→ **EXERCISE DESCRIPTION**
Switch "bounding boxes" to "box coordinates" throughout the records below, keeping every other word the same. Repeat the records with that change and omit the pictures.

- - - -

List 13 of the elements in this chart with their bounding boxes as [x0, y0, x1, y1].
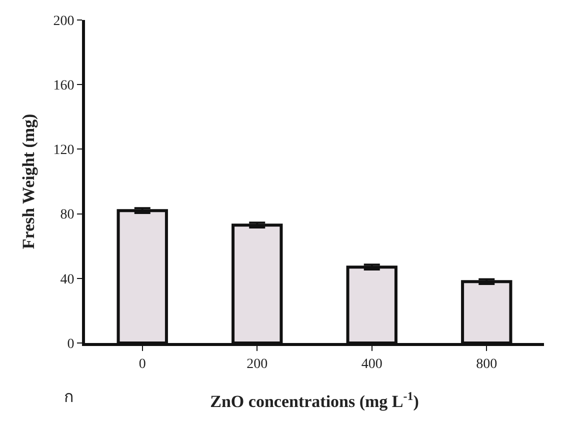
y-axis-title: Fresh Weight (mg) — [18, 114, 38, 250]
y-tick-label: 0 — [67, 336, 74, 352]
y-tick-label: 120 — [53, 143, 74, 158]
x-tick-label: 800 — [476, 356, 498, 372]
y-tick-label: 80 — [60, 208, 74, 223]
x-tick-label: 0 — [138, 356, 146, 372]
x-axis-title: ZnO concentrations (mg L$^{-1}$) — [210, 389, 419, 412]
y-tick-label: 200 — [53, 14, 74, 29]
x-tick-label: 200 — [246, 356, 268, 372]
y-tick-label: 40 — [60, 272, 74, 288]
x-tick-label: 400 — [361, 356, 382, 372]
text: ก — [64, 389, 74, 406]
y-tick-label: 160 — [53, 78, 74, 94]
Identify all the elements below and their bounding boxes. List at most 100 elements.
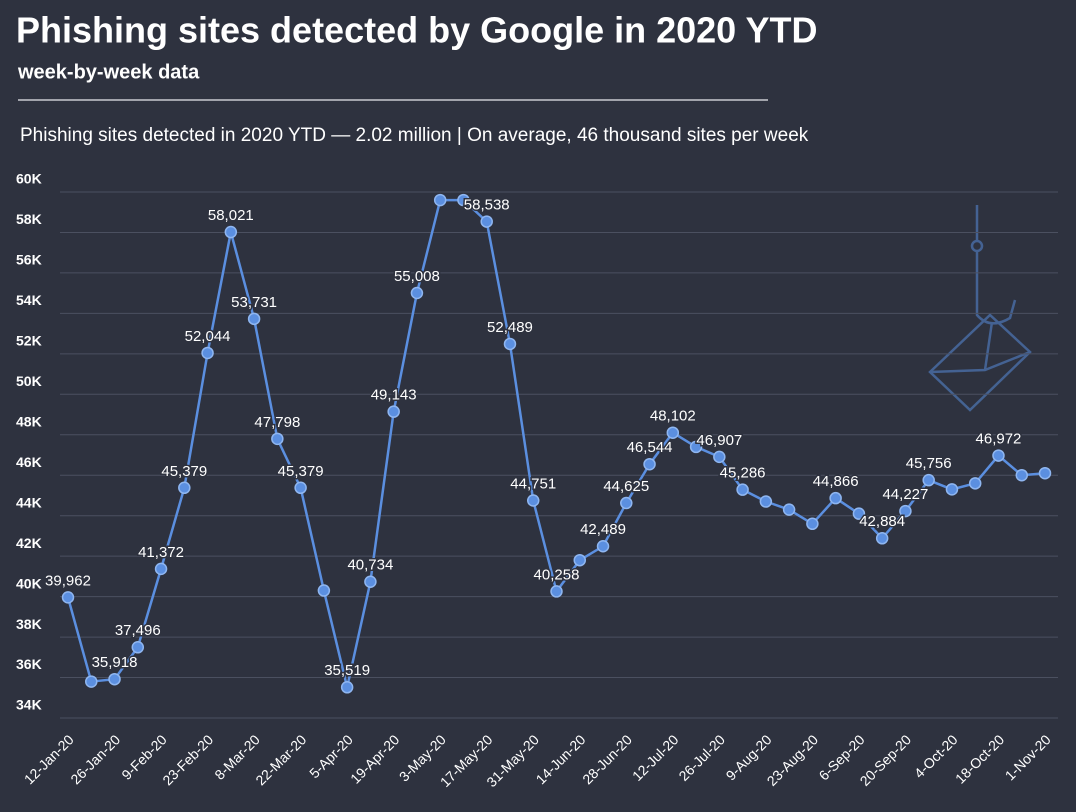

- - - -

→ **TASK ANSWER**
List 13 of the elements in this chart with their box coordinates as [x0, y0, x1, y1].
y-axis-title: Fresh Weight (mg) — [18, 114, 38, 250]
y-tick-label: 0 — [67, 336, 74, 352]
y-tick-label: 120 — [53, 143, 74, 158]
x-tick-label: 800 — [476, 356, 498, 372]
y-tick-label: 80 — [60, 208, 74, 223]
x-tick-label: 0 — [138, 356, 146, 372]
x-axis-title: ZnO concentrations (mg L$^{-1}$) — [210, 389, 419, 412]
y-tick-label: 200 — [53, 14, 74, 29]
x-tick-label: 200 — [246, 356, 268, 372]
y-tick-label: 40 — [60, 272, 74, 288]
x-tick-label: 400 — [361, 356, 382, 372]
text: ก — [64, 389, 74, 406]
y-tick-label: 160 — [53, 78, 74, 94]
Identify all the elements below and their box coordinates. List at most 100 elements.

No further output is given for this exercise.